--- Data records ---

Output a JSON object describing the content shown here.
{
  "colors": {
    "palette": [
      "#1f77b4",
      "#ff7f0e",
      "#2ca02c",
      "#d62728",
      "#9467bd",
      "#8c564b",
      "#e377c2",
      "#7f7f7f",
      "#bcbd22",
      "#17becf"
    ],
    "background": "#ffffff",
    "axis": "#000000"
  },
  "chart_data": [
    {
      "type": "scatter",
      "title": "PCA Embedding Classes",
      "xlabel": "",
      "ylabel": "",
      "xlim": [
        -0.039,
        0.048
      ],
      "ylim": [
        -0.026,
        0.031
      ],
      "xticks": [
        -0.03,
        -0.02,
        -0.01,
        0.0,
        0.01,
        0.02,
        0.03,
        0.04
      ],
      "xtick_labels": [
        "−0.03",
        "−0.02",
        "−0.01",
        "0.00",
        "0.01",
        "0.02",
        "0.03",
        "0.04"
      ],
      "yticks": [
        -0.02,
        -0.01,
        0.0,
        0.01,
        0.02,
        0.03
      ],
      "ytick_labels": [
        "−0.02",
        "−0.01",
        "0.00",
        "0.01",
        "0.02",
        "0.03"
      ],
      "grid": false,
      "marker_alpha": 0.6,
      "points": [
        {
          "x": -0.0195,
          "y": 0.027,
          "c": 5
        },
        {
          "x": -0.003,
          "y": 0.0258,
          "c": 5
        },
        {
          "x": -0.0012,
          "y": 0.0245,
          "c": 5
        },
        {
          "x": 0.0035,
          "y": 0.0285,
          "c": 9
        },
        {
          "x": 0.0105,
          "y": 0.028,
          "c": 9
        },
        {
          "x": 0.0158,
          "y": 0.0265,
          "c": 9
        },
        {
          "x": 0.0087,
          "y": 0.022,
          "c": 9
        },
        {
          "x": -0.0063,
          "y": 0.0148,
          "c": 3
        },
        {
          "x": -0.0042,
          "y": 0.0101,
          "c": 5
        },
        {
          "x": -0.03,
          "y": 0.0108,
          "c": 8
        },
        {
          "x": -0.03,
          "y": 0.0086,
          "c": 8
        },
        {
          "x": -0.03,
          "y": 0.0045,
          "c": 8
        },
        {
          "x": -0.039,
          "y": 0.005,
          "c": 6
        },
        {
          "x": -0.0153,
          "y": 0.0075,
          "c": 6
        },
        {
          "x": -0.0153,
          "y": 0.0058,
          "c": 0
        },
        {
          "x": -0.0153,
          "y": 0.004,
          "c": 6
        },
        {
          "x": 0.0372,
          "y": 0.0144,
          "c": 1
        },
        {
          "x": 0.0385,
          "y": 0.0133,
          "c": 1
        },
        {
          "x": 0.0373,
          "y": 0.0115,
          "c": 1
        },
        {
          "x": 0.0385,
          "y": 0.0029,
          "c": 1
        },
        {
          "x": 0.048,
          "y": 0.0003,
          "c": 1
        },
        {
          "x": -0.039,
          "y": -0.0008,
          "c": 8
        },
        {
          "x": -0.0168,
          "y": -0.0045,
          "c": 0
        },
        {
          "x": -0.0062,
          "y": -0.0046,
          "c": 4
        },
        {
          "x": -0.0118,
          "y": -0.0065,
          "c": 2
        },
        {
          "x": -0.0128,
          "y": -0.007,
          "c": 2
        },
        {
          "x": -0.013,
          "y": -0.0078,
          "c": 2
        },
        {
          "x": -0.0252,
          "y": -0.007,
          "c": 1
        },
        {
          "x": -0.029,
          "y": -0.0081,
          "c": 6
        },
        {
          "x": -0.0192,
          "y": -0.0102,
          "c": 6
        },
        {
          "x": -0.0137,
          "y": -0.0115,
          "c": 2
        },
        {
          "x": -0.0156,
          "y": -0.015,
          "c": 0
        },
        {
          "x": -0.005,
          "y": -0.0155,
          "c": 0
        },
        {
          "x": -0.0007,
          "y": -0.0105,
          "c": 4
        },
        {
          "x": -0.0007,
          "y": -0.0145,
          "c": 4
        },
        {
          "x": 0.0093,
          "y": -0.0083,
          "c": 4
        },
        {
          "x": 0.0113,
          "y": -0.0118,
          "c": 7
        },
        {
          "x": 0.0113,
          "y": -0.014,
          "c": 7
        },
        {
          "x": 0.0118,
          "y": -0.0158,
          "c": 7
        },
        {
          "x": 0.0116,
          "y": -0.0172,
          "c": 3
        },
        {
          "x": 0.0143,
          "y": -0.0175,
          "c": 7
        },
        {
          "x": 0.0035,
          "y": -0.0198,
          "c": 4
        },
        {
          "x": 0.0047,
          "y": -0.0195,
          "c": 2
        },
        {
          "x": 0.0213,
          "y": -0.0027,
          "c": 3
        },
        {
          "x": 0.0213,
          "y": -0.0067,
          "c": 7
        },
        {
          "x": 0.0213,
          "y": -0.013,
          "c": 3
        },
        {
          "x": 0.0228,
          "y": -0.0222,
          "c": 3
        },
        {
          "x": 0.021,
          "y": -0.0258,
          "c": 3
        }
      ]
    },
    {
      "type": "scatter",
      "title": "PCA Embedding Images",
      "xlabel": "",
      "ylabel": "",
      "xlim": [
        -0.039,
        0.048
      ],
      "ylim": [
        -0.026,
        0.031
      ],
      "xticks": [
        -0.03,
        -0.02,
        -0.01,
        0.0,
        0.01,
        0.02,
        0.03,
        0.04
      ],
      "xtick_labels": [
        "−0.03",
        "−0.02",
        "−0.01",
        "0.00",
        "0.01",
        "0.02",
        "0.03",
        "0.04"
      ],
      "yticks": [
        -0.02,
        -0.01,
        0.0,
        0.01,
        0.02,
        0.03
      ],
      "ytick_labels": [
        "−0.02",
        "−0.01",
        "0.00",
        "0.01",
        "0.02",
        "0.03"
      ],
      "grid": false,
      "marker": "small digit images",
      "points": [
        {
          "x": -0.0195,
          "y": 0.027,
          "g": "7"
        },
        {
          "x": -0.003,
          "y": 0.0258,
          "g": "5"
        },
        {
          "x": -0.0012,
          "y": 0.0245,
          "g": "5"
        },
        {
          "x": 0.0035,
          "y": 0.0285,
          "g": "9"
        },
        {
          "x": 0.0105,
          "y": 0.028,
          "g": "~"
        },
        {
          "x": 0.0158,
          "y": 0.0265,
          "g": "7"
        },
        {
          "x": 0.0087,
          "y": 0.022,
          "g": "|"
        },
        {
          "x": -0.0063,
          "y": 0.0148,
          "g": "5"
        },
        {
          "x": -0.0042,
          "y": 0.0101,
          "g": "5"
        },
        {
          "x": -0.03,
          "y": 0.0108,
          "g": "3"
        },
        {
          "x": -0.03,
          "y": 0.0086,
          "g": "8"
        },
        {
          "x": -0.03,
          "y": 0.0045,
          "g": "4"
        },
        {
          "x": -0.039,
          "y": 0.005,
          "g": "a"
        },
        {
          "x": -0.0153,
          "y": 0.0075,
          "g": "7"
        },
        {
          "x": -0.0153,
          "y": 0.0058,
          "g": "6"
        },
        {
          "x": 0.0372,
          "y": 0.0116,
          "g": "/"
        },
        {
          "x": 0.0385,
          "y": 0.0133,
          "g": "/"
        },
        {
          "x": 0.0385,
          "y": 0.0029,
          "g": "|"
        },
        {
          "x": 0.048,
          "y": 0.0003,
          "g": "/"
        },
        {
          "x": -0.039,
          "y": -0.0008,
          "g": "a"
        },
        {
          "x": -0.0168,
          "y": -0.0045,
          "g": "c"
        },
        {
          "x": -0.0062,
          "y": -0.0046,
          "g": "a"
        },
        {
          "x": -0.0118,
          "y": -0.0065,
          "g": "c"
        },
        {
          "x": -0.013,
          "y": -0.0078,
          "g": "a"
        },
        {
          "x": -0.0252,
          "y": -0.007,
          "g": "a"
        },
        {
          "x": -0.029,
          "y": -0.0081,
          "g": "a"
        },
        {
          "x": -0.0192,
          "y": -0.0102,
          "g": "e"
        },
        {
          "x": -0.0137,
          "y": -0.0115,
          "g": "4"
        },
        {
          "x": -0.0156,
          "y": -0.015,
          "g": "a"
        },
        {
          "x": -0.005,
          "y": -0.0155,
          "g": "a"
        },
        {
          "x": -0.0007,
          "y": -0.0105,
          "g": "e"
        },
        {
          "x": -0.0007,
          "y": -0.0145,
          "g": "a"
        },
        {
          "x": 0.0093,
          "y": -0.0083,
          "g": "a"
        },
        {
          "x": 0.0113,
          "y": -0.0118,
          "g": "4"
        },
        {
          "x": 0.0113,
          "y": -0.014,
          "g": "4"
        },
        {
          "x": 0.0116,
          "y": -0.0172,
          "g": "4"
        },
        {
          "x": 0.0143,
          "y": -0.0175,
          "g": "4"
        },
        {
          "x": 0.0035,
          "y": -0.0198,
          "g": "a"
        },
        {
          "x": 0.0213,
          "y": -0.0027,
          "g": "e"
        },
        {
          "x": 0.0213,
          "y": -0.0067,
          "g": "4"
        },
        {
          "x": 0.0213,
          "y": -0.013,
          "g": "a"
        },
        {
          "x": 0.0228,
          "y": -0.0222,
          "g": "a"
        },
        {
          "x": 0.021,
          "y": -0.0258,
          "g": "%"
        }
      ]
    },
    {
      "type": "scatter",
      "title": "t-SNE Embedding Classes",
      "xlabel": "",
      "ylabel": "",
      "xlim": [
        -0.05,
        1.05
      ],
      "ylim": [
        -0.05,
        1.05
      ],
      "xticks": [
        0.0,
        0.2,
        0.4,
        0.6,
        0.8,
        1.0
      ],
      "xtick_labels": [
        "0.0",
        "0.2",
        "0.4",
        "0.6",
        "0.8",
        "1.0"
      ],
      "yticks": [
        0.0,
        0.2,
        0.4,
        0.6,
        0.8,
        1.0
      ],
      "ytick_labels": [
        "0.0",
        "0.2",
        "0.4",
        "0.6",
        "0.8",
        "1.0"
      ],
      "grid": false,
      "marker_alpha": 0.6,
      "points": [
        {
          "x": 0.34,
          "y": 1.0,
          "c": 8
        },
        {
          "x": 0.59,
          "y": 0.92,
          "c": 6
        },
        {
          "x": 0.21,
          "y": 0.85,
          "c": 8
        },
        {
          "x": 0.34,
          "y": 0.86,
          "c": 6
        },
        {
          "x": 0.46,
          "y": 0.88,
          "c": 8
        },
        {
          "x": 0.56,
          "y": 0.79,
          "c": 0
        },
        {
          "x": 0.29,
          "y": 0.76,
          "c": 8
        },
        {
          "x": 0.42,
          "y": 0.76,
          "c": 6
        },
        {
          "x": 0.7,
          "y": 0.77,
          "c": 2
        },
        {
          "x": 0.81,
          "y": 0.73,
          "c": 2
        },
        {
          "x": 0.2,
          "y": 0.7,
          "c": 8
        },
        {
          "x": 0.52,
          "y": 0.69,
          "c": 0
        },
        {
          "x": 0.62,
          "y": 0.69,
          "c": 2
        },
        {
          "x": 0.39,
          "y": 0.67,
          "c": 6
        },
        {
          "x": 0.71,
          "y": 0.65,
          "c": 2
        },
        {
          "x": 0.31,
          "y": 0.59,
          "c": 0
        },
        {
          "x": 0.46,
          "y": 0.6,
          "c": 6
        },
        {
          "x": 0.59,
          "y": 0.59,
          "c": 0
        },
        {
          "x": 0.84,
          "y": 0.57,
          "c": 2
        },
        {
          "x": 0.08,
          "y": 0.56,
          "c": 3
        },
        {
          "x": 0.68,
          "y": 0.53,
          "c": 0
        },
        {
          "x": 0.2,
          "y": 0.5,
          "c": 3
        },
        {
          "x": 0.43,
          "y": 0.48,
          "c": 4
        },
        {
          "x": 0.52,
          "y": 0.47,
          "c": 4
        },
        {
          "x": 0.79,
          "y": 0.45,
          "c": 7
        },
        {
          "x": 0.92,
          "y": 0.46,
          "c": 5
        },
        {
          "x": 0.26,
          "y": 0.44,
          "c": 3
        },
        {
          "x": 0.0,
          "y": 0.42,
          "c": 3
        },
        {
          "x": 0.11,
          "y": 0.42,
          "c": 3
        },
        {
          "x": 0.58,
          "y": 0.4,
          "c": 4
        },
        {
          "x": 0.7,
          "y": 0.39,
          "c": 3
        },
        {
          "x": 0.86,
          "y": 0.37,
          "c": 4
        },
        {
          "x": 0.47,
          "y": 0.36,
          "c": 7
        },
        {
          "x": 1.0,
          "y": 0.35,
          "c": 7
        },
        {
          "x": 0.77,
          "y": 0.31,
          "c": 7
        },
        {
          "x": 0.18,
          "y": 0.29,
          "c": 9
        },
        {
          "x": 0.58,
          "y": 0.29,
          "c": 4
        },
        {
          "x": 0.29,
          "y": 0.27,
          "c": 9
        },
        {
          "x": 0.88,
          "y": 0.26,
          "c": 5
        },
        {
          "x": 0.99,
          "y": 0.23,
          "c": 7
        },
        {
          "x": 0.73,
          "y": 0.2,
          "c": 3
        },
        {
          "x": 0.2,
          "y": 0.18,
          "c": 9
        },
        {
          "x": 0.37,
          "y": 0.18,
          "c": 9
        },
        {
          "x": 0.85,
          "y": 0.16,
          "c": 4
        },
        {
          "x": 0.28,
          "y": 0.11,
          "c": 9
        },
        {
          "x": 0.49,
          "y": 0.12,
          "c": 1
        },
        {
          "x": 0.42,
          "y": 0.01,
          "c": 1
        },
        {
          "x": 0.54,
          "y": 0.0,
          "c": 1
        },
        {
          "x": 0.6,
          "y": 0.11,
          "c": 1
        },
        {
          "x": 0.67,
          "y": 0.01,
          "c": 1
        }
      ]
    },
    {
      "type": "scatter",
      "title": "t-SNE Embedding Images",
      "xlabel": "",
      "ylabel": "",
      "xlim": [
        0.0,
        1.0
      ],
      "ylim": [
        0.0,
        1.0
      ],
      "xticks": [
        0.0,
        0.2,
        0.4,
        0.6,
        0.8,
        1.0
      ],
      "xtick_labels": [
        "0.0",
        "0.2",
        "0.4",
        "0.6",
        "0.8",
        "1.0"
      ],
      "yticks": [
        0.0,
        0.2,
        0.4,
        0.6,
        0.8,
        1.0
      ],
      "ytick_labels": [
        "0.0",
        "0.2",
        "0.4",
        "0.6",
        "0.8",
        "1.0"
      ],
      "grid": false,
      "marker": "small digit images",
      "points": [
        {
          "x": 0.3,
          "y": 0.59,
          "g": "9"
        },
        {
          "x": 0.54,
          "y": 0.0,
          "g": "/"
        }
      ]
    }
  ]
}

---

▸ **What to produce**
Read the entries above, then pull out the lines that include "title".

▸ **Task solution**
      "title": "PCA Embedding Classes",
      "title": "PCA Embedding Images",
      "title": "t-SNE Embedding Classes",
      "title": "t-SNE Embedding Images",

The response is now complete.